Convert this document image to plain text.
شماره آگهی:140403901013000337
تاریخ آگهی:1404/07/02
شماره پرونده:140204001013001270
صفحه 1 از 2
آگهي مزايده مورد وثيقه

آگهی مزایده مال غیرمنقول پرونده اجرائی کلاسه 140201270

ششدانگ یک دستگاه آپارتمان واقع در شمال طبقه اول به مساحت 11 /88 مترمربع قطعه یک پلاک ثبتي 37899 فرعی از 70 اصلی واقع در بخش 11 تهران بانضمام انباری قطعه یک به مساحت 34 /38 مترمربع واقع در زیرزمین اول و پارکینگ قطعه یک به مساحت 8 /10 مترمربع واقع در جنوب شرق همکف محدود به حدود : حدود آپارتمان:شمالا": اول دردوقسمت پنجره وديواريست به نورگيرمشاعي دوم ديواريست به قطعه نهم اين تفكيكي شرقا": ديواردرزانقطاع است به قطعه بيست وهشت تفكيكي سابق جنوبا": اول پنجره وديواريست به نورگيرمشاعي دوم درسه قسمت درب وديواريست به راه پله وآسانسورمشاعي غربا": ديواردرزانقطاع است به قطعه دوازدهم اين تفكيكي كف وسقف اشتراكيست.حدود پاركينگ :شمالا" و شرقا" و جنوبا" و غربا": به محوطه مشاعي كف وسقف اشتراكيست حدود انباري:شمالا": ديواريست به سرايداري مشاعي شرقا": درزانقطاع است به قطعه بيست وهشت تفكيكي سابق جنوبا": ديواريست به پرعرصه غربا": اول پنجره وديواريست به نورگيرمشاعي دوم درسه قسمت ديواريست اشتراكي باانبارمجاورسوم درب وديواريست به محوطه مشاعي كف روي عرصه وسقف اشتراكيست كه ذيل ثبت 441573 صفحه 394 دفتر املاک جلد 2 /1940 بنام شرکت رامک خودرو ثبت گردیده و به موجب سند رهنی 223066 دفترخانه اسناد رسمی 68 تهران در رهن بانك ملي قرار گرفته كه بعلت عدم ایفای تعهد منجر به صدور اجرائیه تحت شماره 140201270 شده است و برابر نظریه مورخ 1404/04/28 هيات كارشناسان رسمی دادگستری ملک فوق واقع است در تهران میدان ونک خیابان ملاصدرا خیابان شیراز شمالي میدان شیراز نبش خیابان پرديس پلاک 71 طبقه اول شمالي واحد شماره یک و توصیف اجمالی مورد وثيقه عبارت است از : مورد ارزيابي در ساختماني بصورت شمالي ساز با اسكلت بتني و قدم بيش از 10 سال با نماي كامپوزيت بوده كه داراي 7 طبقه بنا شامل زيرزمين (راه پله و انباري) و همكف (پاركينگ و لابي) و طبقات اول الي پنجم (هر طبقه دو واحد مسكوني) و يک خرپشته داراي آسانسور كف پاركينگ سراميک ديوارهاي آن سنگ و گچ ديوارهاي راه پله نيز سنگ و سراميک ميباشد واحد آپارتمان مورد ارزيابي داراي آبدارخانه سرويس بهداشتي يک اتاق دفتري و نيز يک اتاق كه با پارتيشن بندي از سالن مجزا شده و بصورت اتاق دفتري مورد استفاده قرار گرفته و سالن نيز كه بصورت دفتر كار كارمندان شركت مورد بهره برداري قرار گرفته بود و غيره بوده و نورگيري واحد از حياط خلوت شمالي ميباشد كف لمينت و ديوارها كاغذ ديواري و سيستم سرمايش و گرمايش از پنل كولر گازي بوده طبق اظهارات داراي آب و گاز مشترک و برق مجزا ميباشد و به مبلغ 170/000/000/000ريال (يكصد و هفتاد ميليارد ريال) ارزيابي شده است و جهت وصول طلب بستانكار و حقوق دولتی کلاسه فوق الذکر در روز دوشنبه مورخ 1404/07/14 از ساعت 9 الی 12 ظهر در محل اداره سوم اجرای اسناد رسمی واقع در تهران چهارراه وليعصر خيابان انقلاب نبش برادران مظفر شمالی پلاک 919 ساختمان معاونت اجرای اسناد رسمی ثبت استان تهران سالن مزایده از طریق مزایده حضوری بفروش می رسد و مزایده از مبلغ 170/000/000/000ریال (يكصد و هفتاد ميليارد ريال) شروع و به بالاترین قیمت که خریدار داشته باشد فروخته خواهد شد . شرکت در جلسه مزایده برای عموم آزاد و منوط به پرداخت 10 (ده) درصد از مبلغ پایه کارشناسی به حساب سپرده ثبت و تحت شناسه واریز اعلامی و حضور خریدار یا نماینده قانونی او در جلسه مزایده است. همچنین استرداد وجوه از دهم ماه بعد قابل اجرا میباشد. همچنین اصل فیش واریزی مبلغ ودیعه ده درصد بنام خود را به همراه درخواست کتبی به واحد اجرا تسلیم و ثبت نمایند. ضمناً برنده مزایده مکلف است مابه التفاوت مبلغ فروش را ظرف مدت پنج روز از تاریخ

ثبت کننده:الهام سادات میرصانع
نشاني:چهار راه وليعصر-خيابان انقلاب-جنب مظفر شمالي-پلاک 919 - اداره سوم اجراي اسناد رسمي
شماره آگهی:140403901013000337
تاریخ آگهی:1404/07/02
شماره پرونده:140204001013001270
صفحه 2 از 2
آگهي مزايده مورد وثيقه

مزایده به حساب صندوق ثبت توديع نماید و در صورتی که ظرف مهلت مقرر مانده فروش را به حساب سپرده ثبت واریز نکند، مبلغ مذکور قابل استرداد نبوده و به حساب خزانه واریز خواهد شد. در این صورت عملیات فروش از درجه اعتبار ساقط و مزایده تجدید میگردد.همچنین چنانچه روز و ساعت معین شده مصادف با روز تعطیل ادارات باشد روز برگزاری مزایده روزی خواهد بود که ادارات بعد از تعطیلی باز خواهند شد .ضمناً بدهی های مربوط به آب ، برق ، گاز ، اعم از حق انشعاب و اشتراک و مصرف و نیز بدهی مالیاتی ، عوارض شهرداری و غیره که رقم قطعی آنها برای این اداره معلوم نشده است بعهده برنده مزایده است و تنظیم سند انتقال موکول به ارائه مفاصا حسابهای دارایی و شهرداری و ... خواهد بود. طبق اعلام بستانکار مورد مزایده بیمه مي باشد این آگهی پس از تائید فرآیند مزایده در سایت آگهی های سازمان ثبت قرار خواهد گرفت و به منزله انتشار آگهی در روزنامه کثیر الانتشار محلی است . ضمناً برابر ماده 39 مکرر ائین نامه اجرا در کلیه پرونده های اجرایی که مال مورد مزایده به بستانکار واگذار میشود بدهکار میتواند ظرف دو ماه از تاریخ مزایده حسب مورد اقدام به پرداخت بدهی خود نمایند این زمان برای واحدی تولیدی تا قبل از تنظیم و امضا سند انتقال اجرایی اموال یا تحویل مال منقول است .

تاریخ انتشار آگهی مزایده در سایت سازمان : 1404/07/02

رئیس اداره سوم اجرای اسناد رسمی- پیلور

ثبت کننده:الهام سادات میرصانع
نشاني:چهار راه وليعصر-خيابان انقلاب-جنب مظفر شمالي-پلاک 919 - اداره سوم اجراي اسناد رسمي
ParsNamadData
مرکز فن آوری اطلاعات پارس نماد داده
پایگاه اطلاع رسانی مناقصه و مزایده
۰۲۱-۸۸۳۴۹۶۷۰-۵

◆ Stated goal
The records above are to be repeated exactly, in their entirety.

◆ Written solution
Convert this document image to plain text.
شماره آگهی:140403901013000337
تاریخ آگهی:1404/07/02
شماره پرونده:140204001013001270
صفحه 1 از 2
آگهي مزايده مورد وثيقه

آگهی مزایده مال غیرمنقول پرونده اجرائی کلاسه 140201270

ششدانگ یک دستگاه آپارتمان واقع در شمال طبقه اول به مساحت 11 /88 مترمربع قطعه یک پلاک ثبتي 37899 فرعی از 70 اصلی واقع در بخش 11 تهران بانضمام انباری قطعه یک به مساحت 34 /38 مترمربع واقع در زیرزمین اول و پارکینگ قطعه یک به مساحت 8 /10 مترمربع واقع در جنوب شرق همکف محدود به حدود : حدود آپارتمان:شمالا": اول دردوقسمت پنجره وديواريست به نورگيرمشاعي دوم ديواريست به قطعه نهم اين تفكيكي شرقا": ديواردرزانقطاع است به قطعه بيست وهشت تفكيكي سابق جنوبا": اول پنجره وديواريست به نورگيرمشاعي دوم درسه قسمت درب وديواريست به راه پله وآسانسورمشاعي غربا": ديواردرزانقطاع است به قطعه دوازدهم اين تفكيكي كف وسقف اشتراكيست.حدود پاركينگ :شمالا" و شرقا" و جنوبا" و غربا": به محوطه مشاعي كف وسقف اشتراكيست حدود انباري:شمالا": ديواريست به سرايداري مشاعي شرقا": درزانقطاع است به قطعه بيست وهشت تفكيكي سابق جنوبا": ديواريست به پرعرصه غربا": اول پنجره وديواريست به نورگيرمشاعي دوم درسه قسمت ديواريست اشتراكي باانبارمجاورسوم درب وديواريست به محوطه مشاعي كف روي عرصه وسقف اشتراكيست كه ذيل ثبت 441573 صفحه 394 دفتر املاک جلد 2 /1940 بنام شرکت رامک خودرو ثبت گردیده و به موجب سند رهنی 223066 دفترخانه اسناد رسمی 68 تهران در رهن بانك ملي قرار گرفته كه بعلت عدم ایفای تعهد منجر به صدور اجرائیه تحت شماره 140201270 شده است و برابر نظریه مورخ 1404/04/28 هيات كارشناسان رسمی دادگستری ملک فوق واقع است در تهران میدان ونک خیابان ملاصدرا خیابان شیراز شمالي میدان شیراز نبش خیابان پرديس پلاک 71 طبقه اول شمالي واحد شماره یک و توصیف اجمالی مورد وثيقه عبارت است از : مورد ارزيابي در ساختماني بصورت شمالي ساز با اسكلت بتني و قدم بيش از 10 سال با نماي كامپوزيت بوده كه داراي 7 طبقه بنا شامل زيرزمين (راه پله و انباري) و همكف (پاركينگ و لابي) و طبقات اول الي پنجم (هر طبقه دو واحد مسكوني) و يک خرپشته داراي آسانسور كف پاركينگ سراميک ديوارهاي آن سنگ و گچ ديوارهاي راه پله نيز سنگ و سراميک ميباشد واحد آپارتمان مورد ارزيابي داراي آبدارخانه سرويس بهداشتي يک اتاق دفتري و نيز يک اتاق كه با پارتيشن بندي از سالن مجزا شده و بصورت اتاق دفتري مورد استفاده قرار گرفته و سالن نيز كه بصورت دفتر كار كارمندان شركت مورد بهره برداري قرار گرفته بود و غيره بوده و نورگيري واحد از حياط خلوت شمالي ميباشد كف لمينت و ديوارها كاغذ ديواري و سيستم سرمايش و گرمايش از پنل كولر گازي بوده طبق اظهارات داراي آب و گاز مشترک و برق مجزا ميباشد و به مبلغ 170/000/000/000ريال (يكصد و هفتاد ميليارد ريال) ارزيابي شده است و جهت وصول طلب بستانكار و حقوق دولتی کلاسه فوق الذکر در روز دوشنبه مورخ 1404/07/14 از ساعت 9 الی 12 ظهر در محل اداره سوم اجرای اسناد رسمی واقع در تهران چهارراه وليعصر خيابان انقلاب نبش برادران مظفر شمالی پلاک 919 ساختمان معاونت اجرای اسناد رسمی ثبت استان تهران سالن مزایده از طریق مزایده حضوری بفروش می رسد و مزایده از مبلغ 170/000/000/000ریال (يكصد و هفتاد ميليارد ريال) شروع و به بالاترین قیمت که خریدار داشته باشد فروخته خواهد شد . شرکت در جلسه مزایده برای عموم آزاد و منوط به پرداخت 10 (ده) درصد از مبلغ پایه کارشناسی به حساب سپرده ثبت و تحت شناسه واریز اعلامی و حضور خریدار یا نماینده قانونی او در جلسه مزایده است. همچنین استرداد وجوه از دهم ماه بعد قابل اجرا میباشد. همچنین اصل فیش واریزی مبلغ ودیعه ده درصد بنام خود را به همراه درخواست کتبی به واحد اجرا تسلیم و ثبت نمایند. ضمناً برنده مزایده مکلف است مابه التفاوت مبلغ فروش را ظرف مدت پنج روز از تاریخ

ثبت کننده:الهام سادات میرصانع
نشاني:چهار راه وليعصر-خيابان انقلاب-جنب مظفر شمالي-پلاک 919 - اداره سوم اجراي اسناد رسمي
شماره آگهی:140403901013000337
تاریخ آگهی:1404/07/02
شماره پرونده:140204001013001270
صفحه 2 از 2
آگهي مزايده مورد وثيقه

مزایده به حساب صندوق ثبت توديع نماید و در صورتی که ظرف مهلت مقرر مانده فروش را به حساب سپرده ثبت واریز نکند، مبلغ مذکور قابل استرداد نبوده و به حساب خزانه واریز خواهد شد. در این صورت عملیات فروش از درجه اعتبار ساقط و مزایده تجدید میگردد.همچنین چنانچه روز و ساعت معین شده مصادف با روز تعطیل ادارات باشد روز برگزاری مزایده روزی خواهد بود که ادارات بعد از تعطیلی باز خواهند شد .ضمناً بدهی های مربوط به آب ، برق ، گاز ، اعم از حق انشعاب و اشتراک و مصرف و نیز بدهی مالیاتی ، عوارض شهرداری و غیره که رقم قطعی آنها برای این اداره معلوم نشده است بعهده برنده مزایده است و تنظیم سند انتقال موکول به ارائه مفاصا حسابهای دارایی و شهرداری و ... خواهد بود. طبق اعلام بستانکار مورد مزایده بیمه مي باشد این آگهی پس از تائید فرآیند مزایده در سایت آگهی های سازمان ثبت قرار خواهد گرفت و به منزله انتشار آگهی در روزنامه کثیر الانتشار محلی است . ضمناً برابر ماده 39 مکرر ائین نامه اجرا در کلیه پرونده های اجرایی که مال مورد مزایده به بستانکار واگذار میشود بدهکار میتواند ظرف دو ماه از تاریخ مزایده حسب مورد اقدام به پرداخت بدهی خود نمایند این زمان برای واحدی تولیدی تا قبل از تنظیم و امضا سند انتقال اجرایی اموال یا تحویل مال منقول است .

تاریخ انتشار آگهی مزایده در سایت سازمان : 1404/07/02

رئیس اداره سوم اجرای اسناد رسمی- پیلور

ثبت کننده:الهام سادات میرصانع
نشاني:چهار راه وليعصر-خيابان انقلاب-جنب مظفر شمالي-پلاک 919 - اداره سوم اجراي اسناد رسمي
ParsNamadData
مرکز فن آوری اطلاعات پارس نماد داده
پایگاه اطلاع رسانی مناقصه و مزایده
۰۲۱-۸۸۳۴۹۶۷۰-۵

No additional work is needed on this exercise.